Task to carry out
Locate every line below that contains the word "Teatro" and copy it.

** START OF Record extracts **

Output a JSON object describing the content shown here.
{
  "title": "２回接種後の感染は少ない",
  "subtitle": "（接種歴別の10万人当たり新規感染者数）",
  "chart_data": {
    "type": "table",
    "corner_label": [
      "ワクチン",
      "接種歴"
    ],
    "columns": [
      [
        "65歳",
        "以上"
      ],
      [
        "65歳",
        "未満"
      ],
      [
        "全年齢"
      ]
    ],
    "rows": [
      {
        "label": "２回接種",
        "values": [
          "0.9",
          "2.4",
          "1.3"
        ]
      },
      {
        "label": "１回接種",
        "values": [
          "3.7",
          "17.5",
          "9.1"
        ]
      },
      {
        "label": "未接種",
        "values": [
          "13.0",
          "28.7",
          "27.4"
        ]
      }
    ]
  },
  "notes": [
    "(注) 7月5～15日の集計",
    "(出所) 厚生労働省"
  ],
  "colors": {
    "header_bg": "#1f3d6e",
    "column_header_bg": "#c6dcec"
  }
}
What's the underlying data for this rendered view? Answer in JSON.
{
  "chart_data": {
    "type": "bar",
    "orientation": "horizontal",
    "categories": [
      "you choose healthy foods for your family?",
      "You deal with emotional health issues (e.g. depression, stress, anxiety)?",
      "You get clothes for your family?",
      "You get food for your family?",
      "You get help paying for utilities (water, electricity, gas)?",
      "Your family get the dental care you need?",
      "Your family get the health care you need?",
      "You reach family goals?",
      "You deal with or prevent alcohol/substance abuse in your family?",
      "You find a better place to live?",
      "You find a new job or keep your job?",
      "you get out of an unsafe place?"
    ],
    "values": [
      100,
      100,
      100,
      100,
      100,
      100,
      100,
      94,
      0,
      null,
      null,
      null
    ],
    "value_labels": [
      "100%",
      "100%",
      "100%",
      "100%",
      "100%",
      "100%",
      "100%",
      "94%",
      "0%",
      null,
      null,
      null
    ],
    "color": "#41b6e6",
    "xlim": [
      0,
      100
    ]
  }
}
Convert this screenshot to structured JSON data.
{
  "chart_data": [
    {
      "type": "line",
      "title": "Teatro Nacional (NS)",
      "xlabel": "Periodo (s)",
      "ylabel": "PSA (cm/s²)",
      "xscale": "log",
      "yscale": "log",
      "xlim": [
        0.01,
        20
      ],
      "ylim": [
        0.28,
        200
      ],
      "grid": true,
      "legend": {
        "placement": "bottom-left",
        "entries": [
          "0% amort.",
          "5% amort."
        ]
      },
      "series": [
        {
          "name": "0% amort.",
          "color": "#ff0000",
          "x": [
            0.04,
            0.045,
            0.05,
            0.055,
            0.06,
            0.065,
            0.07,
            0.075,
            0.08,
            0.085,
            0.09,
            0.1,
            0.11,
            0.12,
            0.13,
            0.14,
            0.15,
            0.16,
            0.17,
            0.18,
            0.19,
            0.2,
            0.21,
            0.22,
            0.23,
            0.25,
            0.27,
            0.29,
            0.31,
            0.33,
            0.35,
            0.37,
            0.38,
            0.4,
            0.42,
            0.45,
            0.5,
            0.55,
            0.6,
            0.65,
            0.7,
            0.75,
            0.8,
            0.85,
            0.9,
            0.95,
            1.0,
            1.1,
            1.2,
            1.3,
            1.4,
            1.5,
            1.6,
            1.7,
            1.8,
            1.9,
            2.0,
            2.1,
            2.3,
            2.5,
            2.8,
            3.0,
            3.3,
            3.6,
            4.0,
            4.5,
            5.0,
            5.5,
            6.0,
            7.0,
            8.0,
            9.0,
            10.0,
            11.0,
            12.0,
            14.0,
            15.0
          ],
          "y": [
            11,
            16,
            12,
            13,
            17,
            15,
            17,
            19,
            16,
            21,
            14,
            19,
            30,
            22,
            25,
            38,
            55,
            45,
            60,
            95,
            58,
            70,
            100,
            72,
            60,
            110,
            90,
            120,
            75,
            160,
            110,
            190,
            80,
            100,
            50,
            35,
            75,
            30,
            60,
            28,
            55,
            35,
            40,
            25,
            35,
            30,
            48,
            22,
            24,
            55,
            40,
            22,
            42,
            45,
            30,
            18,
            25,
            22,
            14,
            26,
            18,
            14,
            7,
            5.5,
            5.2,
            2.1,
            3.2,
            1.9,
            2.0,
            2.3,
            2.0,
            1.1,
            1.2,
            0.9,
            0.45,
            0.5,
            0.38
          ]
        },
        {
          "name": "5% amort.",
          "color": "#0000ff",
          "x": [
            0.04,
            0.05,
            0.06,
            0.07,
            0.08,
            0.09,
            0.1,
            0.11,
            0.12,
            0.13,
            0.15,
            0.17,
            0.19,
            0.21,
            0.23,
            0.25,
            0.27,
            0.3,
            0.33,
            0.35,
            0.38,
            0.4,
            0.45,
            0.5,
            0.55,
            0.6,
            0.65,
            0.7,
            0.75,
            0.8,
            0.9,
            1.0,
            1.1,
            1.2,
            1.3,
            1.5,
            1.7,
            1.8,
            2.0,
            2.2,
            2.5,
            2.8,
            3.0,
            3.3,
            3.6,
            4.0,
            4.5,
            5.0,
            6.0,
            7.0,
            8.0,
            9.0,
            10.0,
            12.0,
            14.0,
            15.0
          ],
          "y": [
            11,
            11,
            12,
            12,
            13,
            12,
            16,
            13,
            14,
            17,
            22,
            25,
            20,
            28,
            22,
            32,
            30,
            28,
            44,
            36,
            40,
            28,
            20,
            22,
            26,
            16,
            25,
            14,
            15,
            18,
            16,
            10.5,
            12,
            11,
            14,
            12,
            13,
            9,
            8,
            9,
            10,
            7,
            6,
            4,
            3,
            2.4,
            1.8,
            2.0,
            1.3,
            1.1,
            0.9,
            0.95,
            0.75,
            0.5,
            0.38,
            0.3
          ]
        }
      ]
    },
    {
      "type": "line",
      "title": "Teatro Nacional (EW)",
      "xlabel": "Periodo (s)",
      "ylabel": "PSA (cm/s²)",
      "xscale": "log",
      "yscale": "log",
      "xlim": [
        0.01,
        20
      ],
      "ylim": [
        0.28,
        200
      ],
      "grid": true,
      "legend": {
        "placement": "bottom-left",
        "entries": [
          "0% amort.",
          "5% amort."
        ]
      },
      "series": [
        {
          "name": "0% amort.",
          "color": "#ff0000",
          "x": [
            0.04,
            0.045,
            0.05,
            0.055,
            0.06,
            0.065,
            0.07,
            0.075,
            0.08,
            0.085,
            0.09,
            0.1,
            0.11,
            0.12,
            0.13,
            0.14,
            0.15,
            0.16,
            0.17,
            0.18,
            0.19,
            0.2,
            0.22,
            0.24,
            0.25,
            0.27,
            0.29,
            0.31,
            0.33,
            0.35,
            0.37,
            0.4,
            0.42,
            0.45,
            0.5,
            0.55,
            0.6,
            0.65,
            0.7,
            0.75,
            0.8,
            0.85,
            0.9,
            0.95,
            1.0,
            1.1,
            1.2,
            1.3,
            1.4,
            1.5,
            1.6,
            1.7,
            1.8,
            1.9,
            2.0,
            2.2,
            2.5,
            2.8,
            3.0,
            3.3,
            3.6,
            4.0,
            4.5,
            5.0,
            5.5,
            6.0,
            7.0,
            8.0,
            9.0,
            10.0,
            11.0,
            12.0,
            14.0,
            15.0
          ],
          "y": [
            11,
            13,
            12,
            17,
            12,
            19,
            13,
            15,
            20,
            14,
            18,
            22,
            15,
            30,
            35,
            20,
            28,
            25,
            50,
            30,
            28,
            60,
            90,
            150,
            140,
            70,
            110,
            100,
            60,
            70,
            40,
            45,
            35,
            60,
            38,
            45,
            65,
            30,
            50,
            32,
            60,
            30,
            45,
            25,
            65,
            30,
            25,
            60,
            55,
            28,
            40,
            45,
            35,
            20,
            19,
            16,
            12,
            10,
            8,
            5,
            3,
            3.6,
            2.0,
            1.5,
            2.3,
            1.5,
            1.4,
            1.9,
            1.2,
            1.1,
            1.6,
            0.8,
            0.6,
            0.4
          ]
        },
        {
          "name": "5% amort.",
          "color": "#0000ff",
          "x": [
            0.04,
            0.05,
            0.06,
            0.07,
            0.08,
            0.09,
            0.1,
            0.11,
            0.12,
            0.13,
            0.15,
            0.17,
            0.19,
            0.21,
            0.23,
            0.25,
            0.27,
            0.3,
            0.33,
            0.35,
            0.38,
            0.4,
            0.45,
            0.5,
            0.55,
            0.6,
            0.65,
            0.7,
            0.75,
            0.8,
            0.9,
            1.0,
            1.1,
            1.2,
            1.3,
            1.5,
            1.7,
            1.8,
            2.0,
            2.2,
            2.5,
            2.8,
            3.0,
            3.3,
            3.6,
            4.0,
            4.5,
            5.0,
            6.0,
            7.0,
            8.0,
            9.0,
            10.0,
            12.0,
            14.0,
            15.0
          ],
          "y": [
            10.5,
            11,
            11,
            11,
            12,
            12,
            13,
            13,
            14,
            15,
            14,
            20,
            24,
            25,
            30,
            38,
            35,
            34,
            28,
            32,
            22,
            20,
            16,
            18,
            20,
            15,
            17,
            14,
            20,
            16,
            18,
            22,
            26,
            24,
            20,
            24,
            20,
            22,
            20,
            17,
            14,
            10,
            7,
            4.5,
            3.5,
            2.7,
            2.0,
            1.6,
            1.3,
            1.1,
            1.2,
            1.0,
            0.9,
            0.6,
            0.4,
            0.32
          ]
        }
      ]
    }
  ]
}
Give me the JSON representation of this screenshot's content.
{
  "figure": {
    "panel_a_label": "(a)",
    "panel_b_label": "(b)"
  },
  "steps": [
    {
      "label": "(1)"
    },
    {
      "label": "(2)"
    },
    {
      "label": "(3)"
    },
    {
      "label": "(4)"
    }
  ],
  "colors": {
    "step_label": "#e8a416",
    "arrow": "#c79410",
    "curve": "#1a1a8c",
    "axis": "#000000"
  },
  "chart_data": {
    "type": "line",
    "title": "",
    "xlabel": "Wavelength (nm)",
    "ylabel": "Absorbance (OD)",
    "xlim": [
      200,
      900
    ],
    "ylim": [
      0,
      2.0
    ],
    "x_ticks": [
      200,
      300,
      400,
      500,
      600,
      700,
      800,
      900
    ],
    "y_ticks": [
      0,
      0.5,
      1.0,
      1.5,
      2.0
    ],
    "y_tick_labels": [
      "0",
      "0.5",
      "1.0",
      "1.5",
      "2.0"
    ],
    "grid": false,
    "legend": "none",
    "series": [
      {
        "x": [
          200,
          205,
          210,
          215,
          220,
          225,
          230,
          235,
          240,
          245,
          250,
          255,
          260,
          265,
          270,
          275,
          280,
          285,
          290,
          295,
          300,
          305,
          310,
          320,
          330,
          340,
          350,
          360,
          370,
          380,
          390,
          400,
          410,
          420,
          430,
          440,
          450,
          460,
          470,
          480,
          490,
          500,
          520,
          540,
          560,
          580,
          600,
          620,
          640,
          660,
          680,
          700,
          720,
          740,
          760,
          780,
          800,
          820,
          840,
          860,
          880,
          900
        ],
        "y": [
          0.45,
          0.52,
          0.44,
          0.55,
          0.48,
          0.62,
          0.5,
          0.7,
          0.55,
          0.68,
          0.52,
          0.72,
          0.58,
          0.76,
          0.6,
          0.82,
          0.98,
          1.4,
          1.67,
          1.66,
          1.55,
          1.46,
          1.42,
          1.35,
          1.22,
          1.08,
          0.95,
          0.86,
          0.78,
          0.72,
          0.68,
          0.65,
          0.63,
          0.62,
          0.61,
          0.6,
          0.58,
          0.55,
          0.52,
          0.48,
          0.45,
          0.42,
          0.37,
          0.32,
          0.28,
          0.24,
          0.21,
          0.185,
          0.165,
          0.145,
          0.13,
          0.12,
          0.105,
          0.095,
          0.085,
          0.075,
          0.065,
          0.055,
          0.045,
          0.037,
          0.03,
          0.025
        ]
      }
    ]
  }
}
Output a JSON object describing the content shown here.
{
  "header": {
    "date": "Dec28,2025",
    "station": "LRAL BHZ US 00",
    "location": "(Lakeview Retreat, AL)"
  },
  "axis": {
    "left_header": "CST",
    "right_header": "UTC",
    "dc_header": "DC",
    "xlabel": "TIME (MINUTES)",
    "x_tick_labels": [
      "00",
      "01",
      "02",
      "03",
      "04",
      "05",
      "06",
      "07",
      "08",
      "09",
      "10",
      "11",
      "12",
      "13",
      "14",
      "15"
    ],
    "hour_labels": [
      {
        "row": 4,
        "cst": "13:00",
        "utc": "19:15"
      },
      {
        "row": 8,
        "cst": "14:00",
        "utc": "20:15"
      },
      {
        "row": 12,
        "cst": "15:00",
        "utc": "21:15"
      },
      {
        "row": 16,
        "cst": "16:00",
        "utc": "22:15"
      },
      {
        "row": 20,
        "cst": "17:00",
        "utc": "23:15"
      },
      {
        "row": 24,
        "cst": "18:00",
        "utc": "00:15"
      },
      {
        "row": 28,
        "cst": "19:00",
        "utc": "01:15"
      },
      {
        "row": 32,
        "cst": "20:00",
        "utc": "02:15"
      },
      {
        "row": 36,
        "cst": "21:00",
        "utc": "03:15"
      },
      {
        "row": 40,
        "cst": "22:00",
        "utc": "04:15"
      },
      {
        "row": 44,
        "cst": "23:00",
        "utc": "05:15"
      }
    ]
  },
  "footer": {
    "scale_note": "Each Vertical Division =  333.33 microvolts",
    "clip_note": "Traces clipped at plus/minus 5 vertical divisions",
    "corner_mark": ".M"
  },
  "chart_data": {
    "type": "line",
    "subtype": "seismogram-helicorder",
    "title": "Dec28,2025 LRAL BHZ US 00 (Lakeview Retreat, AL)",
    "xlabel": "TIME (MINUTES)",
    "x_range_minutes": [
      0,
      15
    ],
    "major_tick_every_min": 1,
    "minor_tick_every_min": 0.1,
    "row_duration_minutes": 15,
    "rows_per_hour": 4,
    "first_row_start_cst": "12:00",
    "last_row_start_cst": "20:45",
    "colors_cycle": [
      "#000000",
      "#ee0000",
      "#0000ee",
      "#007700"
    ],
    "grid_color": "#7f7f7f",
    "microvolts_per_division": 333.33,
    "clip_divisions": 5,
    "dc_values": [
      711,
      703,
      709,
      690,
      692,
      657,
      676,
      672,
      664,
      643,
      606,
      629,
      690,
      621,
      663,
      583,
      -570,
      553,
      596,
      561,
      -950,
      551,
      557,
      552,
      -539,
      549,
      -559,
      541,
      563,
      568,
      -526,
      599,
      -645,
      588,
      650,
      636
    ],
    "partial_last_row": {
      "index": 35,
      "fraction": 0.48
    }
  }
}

** END OF Record extracts **

Solution
      "title": "Teatro Nacional (NS)",
      "title": "Teatro Nacional (EW)",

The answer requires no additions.